DESCRIPTION OF THE TASK =
Please quote the lines of the material below, from the line containing "348, 1100, 370)" to the line containing "crumb-folder[interactable]: Js2ByteCode (185, 101, 262, 116)", both included, without any change.
## START
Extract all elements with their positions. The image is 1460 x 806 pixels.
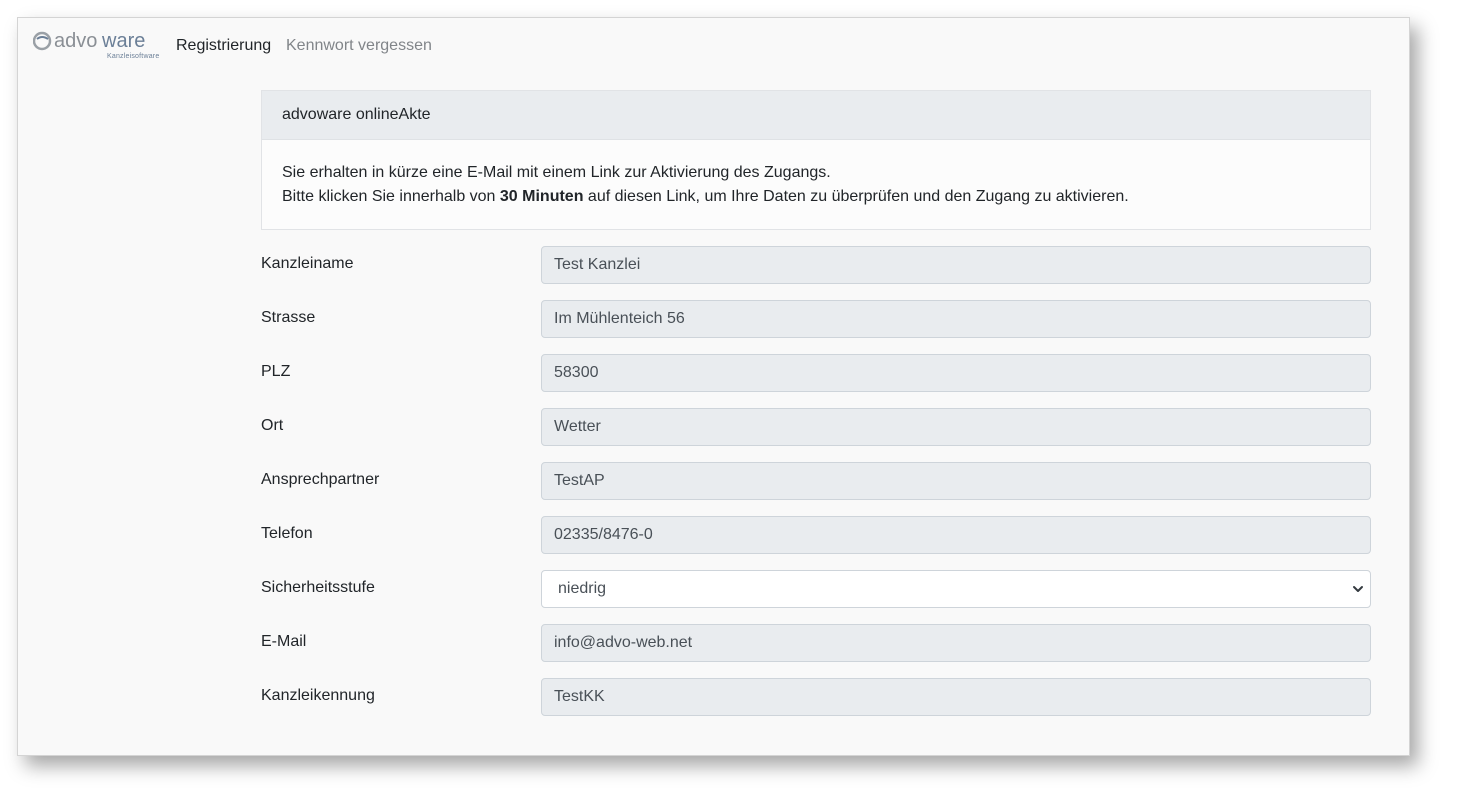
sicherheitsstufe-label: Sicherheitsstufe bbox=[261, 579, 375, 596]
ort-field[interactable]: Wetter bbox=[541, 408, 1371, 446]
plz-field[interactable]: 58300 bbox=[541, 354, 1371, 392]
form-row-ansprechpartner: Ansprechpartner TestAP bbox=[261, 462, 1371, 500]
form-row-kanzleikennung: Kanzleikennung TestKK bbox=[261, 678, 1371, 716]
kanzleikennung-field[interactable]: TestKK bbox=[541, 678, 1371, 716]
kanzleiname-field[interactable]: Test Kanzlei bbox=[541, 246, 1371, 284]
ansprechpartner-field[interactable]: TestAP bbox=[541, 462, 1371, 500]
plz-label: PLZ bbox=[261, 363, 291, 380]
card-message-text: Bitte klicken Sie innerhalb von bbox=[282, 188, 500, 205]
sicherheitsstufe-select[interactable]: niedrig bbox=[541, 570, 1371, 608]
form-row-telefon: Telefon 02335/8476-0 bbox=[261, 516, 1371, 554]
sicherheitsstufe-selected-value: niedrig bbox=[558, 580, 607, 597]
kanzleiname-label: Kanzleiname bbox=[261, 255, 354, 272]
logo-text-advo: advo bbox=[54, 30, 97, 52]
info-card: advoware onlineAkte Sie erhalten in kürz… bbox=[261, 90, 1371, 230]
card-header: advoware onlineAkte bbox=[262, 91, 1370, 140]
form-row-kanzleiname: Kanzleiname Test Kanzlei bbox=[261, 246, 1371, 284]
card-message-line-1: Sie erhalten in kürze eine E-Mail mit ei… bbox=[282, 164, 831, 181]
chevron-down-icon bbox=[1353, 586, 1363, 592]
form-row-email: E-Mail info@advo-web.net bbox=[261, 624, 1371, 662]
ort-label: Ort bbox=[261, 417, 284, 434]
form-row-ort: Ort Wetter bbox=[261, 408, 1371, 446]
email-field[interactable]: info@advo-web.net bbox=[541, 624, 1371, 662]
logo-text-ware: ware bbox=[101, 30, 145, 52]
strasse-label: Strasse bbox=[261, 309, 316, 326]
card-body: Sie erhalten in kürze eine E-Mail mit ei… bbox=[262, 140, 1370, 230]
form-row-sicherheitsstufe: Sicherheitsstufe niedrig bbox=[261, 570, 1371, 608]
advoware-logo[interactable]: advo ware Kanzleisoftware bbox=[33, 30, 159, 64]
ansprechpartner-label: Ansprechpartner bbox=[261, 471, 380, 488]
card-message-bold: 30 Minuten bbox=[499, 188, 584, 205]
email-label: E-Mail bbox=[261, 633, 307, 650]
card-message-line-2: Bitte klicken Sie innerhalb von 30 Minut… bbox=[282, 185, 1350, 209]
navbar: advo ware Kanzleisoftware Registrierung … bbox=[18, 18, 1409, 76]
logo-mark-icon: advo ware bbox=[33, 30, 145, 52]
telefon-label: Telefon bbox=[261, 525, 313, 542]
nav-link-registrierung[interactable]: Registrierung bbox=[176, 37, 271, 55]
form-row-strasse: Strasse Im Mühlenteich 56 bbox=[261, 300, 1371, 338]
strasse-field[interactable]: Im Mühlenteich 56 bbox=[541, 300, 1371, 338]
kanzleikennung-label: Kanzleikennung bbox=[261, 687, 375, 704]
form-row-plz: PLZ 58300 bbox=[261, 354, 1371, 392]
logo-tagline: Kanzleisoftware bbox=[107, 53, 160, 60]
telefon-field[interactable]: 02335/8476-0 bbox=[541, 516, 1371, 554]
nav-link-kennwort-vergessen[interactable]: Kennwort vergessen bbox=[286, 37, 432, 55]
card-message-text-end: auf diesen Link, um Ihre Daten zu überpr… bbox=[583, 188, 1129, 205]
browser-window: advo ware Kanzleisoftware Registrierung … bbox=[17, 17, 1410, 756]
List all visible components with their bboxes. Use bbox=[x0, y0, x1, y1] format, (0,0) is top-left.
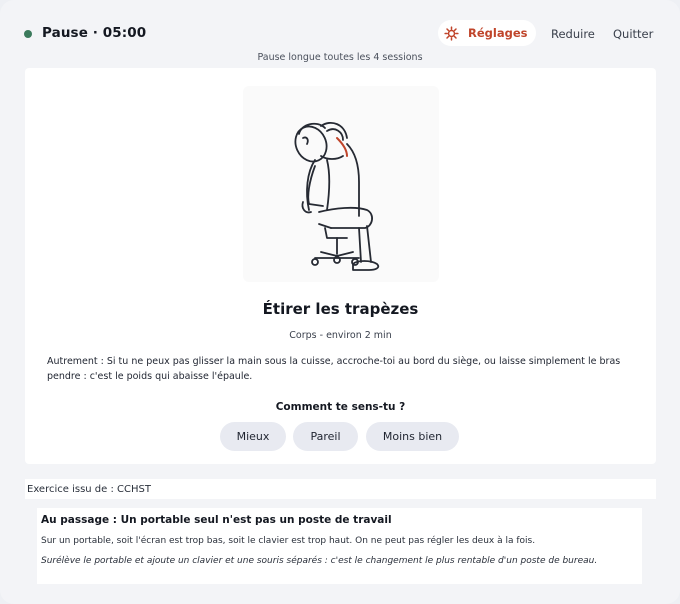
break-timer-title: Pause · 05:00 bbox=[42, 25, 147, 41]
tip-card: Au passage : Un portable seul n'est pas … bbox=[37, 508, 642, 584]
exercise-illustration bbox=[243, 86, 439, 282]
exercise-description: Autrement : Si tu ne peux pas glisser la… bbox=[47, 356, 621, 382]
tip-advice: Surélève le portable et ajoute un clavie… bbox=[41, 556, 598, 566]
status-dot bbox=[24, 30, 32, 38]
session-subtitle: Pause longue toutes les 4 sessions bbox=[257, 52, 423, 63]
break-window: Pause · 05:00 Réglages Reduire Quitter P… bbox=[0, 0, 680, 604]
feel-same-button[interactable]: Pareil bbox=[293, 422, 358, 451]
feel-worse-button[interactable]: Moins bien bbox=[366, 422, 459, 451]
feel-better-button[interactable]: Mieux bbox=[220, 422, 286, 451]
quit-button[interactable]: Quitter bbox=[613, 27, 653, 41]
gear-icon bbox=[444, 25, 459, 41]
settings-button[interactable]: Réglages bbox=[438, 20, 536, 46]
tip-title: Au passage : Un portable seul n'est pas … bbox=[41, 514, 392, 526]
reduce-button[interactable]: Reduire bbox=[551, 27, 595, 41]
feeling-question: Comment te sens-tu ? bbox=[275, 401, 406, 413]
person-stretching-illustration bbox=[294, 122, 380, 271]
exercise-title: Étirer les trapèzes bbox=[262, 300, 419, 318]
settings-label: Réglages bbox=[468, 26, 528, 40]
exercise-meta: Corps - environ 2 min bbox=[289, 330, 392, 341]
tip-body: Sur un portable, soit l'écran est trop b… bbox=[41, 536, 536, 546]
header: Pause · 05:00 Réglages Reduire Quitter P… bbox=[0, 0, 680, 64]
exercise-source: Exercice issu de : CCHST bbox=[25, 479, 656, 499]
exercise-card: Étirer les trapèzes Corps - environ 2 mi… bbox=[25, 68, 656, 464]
## END
## START
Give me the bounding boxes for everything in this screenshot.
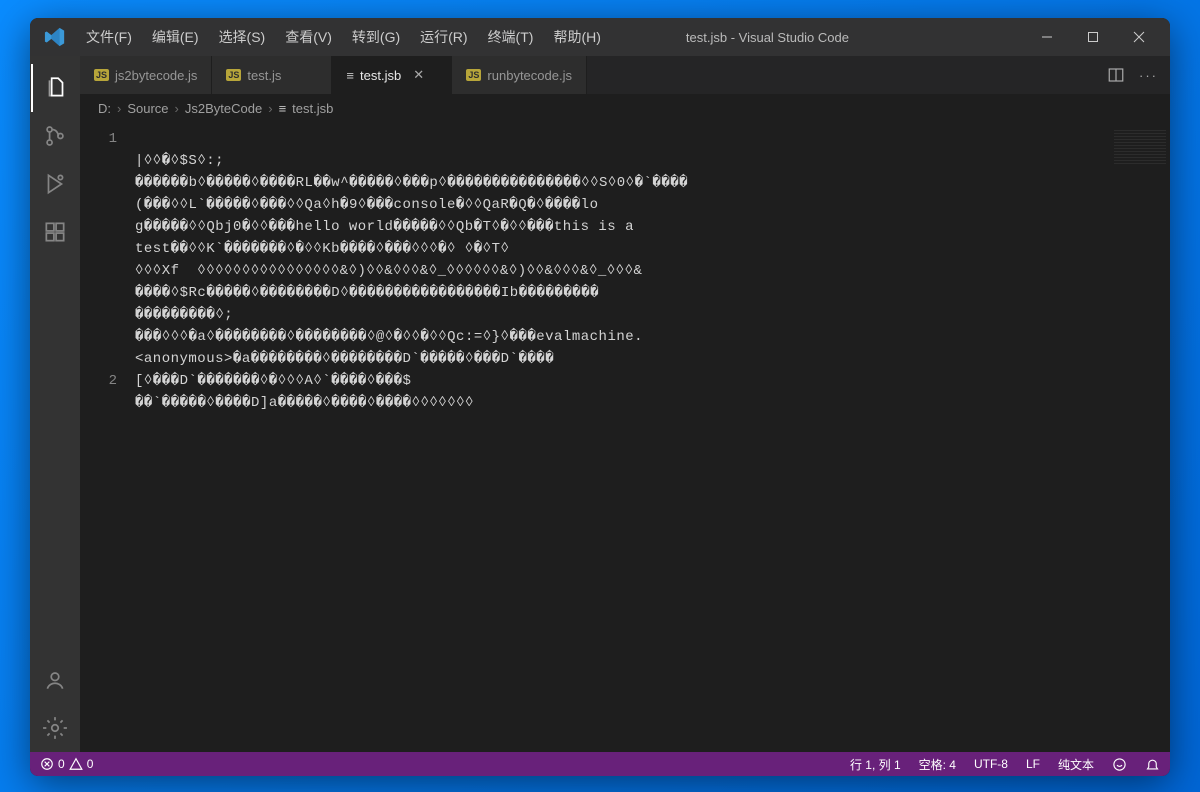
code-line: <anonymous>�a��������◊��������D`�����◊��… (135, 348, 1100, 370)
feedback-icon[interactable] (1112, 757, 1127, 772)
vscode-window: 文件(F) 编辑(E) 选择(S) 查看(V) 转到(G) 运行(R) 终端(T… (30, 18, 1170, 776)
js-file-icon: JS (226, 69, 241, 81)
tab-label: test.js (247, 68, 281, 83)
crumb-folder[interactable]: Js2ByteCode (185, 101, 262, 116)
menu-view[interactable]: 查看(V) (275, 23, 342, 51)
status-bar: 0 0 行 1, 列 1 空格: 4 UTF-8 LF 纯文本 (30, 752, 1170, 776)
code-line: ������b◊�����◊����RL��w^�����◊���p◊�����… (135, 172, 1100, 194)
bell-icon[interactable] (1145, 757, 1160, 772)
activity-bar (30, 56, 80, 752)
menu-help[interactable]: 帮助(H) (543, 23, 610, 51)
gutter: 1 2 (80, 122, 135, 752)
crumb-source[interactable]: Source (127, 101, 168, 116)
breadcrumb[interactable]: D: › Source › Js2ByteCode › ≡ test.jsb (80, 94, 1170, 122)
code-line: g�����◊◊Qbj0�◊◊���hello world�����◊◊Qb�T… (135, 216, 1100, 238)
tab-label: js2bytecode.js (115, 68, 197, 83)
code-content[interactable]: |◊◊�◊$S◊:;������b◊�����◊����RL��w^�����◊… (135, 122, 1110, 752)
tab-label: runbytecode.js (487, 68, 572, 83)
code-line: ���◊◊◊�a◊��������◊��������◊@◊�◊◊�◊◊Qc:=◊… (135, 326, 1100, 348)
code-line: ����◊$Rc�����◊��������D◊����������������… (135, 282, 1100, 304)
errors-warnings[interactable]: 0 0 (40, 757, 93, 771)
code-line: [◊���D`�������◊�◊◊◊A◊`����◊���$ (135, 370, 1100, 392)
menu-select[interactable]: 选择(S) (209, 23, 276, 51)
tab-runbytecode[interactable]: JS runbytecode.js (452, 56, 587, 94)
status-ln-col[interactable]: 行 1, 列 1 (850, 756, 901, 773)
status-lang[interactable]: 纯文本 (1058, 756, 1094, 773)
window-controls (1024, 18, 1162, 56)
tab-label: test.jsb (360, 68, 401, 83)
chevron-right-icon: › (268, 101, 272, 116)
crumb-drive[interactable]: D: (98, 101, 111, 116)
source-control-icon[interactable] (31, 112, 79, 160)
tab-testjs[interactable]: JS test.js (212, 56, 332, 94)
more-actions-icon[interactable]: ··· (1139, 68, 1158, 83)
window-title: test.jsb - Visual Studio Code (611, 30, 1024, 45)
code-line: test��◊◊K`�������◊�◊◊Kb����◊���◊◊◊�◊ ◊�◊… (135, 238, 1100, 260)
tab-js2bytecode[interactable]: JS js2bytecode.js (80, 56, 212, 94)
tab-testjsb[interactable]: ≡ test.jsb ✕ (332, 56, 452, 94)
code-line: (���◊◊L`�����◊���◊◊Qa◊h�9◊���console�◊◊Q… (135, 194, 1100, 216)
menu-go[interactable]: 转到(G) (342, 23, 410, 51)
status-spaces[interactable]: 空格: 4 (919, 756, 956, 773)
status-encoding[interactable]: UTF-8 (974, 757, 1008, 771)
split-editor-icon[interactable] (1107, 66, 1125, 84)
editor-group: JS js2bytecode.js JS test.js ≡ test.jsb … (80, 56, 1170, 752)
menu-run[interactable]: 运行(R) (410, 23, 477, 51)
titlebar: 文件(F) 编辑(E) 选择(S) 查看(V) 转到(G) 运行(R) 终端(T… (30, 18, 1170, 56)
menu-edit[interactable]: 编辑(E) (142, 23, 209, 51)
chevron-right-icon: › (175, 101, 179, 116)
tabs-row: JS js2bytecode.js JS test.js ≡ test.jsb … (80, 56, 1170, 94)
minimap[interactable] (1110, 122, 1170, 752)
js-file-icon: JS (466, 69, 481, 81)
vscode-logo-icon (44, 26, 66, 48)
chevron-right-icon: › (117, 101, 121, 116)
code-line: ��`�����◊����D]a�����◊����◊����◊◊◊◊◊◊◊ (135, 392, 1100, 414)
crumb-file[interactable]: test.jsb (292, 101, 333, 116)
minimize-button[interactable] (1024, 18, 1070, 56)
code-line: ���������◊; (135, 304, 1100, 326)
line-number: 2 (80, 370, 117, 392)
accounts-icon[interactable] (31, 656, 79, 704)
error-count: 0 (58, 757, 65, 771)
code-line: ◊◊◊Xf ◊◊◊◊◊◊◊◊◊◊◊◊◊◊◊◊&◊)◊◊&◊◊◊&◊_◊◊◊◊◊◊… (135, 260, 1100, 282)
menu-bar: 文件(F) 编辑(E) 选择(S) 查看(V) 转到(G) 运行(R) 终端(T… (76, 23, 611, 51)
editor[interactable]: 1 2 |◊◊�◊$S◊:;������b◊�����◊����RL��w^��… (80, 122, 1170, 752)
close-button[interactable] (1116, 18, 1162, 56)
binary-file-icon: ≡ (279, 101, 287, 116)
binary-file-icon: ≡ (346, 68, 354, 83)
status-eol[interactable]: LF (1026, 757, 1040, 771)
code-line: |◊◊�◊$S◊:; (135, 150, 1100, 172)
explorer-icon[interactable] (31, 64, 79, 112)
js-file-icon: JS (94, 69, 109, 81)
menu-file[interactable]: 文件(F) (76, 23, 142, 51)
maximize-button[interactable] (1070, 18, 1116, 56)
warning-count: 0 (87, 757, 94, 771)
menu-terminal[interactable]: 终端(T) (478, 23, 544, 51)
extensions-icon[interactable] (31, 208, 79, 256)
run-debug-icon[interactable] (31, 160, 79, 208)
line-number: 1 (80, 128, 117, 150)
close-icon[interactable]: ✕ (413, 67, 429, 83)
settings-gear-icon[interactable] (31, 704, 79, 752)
## END
EXERCISE OUTPUT =
code-line: <anonymous>�a��������◊��������D`�����◊��… (135, 348, 1100, 370)
feedback-icon[interactable] (1112, 757, 1127, 772)
vscode-window: 文件(F) 编辑(E) 选择(S) 查看(V) 转到(G) 运行(R) 终端(T… (30, 18, 1170, 776)
js-file-icon: JS (226, 69, 241, 81)
tab-label: test.js (247, 68, 281, 83)
crumb-folder[interactable]: Js2ByteCode (185, 101, 262, 116)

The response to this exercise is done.